> Instructions for the task
Pick out each line with the word "xlabel" from the material that follows.
━━━━━━━━
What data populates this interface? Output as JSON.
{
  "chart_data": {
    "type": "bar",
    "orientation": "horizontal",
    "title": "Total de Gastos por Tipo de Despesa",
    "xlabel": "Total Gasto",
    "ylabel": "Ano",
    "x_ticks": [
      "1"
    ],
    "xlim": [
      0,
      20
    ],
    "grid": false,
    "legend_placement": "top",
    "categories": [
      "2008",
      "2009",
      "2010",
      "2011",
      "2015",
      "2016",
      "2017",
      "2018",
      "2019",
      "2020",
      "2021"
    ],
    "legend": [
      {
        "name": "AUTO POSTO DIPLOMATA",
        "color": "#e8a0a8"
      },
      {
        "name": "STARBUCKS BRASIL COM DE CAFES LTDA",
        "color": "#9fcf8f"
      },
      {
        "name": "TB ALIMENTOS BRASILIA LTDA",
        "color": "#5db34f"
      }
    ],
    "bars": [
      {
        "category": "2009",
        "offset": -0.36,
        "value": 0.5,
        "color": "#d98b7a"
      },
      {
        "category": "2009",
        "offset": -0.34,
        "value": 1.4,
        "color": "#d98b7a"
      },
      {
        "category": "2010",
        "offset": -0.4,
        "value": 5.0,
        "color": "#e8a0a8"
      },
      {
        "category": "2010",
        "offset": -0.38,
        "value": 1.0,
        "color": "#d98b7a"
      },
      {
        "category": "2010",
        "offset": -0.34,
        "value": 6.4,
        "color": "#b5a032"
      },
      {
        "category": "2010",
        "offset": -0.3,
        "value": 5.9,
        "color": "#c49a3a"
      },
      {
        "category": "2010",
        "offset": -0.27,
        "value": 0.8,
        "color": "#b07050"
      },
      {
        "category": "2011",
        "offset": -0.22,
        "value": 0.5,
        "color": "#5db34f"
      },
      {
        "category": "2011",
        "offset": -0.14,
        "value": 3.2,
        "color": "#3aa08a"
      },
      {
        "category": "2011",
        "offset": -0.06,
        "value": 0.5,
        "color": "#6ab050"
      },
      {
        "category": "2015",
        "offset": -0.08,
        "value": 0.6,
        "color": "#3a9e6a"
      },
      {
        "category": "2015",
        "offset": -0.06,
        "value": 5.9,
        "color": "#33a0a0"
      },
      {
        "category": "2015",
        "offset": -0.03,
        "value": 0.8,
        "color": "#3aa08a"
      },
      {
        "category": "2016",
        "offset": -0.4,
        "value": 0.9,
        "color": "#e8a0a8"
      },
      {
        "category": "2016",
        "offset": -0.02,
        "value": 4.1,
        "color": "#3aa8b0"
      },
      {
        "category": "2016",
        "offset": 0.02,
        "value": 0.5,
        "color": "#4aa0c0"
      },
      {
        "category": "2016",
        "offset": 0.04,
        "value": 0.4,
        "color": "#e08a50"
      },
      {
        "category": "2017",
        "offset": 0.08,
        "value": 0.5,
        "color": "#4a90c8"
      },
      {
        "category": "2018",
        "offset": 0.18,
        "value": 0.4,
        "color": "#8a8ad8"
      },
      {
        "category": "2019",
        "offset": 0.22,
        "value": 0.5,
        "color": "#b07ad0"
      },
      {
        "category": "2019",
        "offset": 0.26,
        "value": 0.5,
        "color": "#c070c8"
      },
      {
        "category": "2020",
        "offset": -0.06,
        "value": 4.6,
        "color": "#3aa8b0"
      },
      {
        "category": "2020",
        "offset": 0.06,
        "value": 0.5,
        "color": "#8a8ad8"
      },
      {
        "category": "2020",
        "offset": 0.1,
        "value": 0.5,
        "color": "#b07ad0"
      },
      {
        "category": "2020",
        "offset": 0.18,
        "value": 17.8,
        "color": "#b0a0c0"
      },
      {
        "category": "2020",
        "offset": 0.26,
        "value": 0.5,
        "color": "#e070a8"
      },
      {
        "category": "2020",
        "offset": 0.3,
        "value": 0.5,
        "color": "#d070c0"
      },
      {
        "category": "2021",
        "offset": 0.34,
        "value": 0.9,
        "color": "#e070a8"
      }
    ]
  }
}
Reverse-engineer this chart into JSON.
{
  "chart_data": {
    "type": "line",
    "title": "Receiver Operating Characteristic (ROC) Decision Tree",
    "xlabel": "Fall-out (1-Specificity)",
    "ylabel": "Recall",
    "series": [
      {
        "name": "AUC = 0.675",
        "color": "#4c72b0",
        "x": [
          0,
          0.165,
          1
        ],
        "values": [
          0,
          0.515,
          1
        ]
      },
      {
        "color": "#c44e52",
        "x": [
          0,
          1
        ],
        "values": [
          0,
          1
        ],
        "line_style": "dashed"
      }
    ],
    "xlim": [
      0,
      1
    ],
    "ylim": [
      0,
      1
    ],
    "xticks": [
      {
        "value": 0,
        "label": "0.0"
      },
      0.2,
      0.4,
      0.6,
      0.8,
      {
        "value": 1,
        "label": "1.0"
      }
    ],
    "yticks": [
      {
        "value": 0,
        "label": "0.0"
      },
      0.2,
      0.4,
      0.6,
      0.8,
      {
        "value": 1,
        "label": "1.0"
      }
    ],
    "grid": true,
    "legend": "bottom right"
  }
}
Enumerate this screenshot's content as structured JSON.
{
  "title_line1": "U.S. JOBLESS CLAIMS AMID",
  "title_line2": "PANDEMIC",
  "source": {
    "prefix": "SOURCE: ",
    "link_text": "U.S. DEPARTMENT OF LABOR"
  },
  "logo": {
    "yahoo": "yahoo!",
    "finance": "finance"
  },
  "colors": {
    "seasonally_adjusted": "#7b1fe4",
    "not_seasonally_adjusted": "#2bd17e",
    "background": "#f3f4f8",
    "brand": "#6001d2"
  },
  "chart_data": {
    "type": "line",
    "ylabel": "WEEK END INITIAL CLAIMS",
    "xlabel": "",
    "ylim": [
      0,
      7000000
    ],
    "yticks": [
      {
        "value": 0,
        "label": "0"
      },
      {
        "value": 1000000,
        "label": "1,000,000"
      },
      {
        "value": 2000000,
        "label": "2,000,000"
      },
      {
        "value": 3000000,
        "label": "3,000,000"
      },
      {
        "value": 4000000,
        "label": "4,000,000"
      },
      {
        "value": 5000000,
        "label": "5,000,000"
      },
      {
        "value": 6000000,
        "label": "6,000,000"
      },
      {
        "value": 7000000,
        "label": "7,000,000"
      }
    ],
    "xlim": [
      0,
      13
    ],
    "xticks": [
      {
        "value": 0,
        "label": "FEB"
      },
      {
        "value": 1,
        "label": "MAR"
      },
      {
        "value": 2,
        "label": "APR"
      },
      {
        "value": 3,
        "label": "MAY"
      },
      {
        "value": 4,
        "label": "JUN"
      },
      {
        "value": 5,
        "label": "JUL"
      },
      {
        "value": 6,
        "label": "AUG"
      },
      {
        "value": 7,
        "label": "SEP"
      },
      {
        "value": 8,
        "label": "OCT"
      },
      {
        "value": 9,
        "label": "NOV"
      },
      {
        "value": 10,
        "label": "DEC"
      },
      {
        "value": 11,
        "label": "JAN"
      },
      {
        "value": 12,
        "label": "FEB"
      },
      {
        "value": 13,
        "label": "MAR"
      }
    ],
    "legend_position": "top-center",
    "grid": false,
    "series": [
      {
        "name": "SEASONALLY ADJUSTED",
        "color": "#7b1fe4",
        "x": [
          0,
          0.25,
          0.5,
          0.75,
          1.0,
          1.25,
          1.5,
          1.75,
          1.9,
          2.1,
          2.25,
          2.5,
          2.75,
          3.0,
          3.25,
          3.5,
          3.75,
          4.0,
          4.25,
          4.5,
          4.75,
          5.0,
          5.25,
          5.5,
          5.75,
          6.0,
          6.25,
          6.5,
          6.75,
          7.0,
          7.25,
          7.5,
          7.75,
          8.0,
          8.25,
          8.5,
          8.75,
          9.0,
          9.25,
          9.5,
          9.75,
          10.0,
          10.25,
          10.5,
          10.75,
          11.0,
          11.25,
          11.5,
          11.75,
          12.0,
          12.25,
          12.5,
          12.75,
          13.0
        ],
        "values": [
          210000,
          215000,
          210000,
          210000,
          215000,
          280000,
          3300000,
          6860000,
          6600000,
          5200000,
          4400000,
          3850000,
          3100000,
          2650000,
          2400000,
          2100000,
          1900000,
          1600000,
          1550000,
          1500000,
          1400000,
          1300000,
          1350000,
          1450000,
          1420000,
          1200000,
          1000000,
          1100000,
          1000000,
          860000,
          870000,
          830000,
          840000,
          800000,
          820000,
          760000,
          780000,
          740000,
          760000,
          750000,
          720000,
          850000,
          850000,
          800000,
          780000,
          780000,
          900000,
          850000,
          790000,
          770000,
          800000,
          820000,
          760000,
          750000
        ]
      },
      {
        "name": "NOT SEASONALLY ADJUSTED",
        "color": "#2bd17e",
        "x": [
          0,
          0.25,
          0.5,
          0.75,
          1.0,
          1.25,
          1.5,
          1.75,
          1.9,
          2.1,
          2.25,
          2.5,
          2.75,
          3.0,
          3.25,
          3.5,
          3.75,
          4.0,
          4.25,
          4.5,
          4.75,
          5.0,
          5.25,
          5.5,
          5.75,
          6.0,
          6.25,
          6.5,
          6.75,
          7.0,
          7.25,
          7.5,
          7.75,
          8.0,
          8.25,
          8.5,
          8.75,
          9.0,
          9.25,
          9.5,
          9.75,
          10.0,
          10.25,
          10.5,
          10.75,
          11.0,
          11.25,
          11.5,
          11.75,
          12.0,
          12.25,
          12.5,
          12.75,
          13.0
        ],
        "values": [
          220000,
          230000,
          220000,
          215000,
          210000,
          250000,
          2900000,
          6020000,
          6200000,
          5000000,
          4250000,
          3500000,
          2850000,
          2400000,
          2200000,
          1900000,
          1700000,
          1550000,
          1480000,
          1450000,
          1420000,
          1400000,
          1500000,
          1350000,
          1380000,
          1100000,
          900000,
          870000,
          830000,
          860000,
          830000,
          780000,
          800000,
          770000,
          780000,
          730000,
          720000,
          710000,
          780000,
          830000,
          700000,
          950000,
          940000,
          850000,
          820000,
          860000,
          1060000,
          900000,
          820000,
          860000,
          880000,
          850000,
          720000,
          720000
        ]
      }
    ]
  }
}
━━━━━━━━
> Worked solution
    "xlabel": "Total Gasto",
    "xlabel": "Fall-out (1-Specificity)",
    "xlabel": "",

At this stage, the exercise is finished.